- Materials provided
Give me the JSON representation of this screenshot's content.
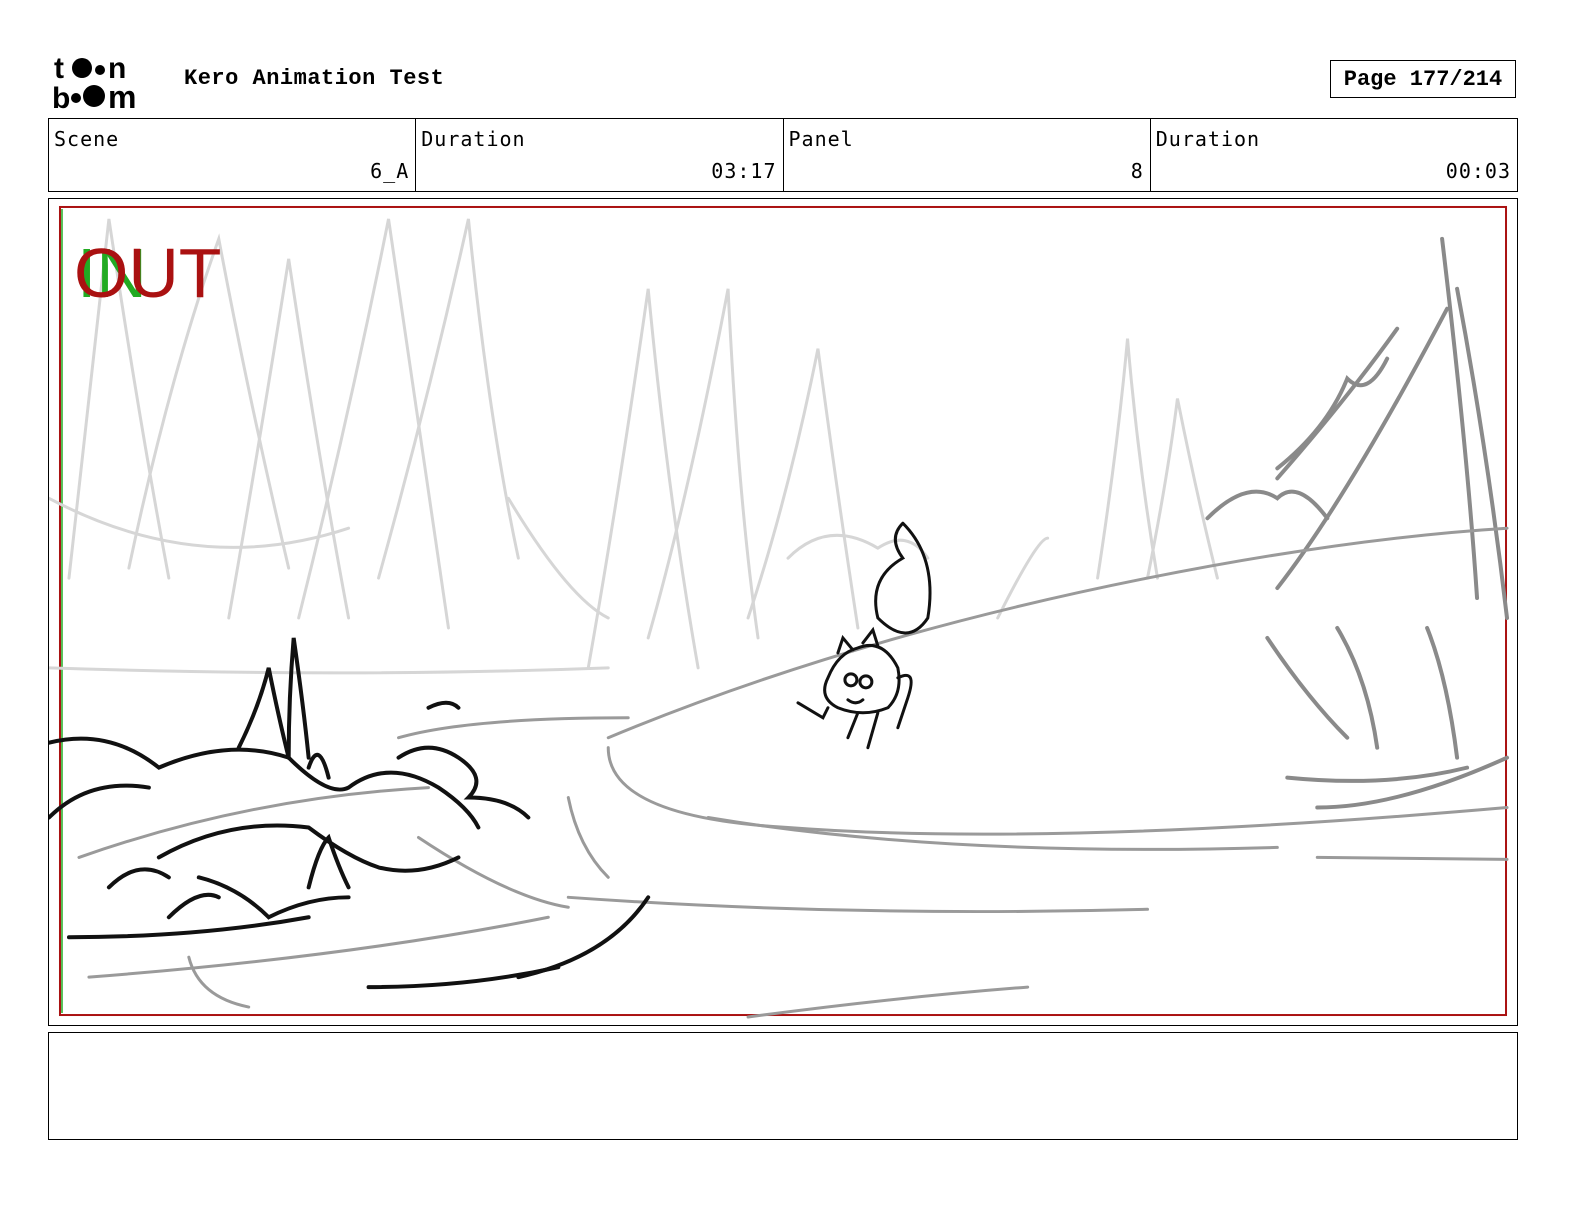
{
  "header": {
    "logo_text_top": "toon",
    "logo_text_bottom": "boom",
    "title": "Kero Animation Test",
    "page": "Page 177/214"
  },
  "info": {
    "scene_label": "Scene",
    "scene_value": "6_A",
    "duration_label": "Duration",
    "duration_value": "03:17",
    "panel_label": "Panel",
    "panel_value": "8",
    "panel_duration_label": "Duration",
    "panel_duration_value": "00:03"
  },
  "panel": {
    "in_marker": "IN",
    "out_marker": "OUT",
    "in_color": "#22aa22",
    "out_color": "#aa1111"
  },
  "notes": {
    "text": ""
  }
}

- Problem to work on
Print all the records again exactly; do not include any picture.

- Output for this exercise
Give me the JSON representation of this screenshot's content.
{
  "header": {
    "logo_text_top": "toon",
    "logo_text_bottom": "boom",
    "title": "Kero Animation Test",
    "page": "Page 177/214"
  },
  "info": {
    "scene_label": "Scene",
    "scene_value": "6_A",
    "duration_label": "Duration",
    "duration_value": "03:17",
    "panel_label": "Panel",
    "panel_value": "8",
    "panel_duration_label": "Duration",
    "panel_duration_value": "00:03"
  },
  "panel": {
    "in_marker": "IN",
    "out_marker": "OUT",
    "in_color": "#22aa22",
    "out_color": "#aa1111"
  },
  "notes": {
    "text": ""
  }
}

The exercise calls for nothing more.